→ To do:
Each line that holds the word "frac" is to be identified and copied.

── Material shown ──

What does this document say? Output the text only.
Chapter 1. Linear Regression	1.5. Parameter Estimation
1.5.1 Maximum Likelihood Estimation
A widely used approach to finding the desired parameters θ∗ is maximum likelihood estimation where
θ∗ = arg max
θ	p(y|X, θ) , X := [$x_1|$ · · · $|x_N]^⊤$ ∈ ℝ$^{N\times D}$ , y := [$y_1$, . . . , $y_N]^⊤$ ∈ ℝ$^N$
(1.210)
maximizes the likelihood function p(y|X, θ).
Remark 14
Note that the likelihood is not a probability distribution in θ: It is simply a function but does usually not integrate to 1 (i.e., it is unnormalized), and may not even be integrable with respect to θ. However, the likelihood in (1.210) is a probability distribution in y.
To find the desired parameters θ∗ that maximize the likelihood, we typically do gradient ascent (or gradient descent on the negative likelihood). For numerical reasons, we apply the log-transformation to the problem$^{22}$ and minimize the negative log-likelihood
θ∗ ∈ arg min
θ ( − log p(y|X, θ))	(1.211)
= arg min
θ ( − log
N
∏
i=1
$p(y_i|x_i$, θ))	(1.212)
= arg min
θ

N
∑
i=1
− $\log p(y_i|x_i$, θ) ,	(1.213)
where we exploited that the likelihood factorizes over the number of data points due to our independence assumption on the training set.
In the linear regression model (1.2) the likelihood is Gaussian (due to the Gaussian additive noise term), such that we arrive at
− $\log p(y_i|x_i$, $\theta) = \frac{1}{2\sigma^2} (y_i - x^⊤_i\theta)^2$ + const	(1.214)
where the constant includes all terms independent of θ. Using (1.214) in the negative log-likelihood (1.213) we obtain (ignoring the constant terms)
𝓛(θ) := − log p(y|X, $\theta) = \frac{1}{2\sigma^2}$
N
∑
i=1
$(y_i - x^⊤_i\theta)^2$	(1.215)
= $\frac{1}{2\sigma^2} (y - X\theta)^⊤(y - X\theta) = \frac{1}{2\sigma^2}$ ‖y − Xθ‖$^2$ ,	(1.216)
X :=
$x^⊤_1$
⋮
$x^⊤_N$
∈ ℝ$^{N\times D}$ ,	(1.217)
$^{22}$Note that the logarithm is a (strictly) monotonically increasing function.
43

───

→ Complete response:
− $\log p(y_i|x_i$, $\theta) = \frac{1}{2\sigma^2} (y_i - x^⊤_i\theta)^2$ + const	(1.214)
𝓛(θ) := − log p(y|X, $\theta) = \frac{1}{2\sigma^2}$
= $\frac{1}{2\sigma^2} (y - X\theta)^⊤(y - X\theta) = \frac{1}{2\sigma^2}$ ‖y − Xθ‖$^2$ ,	(1.216)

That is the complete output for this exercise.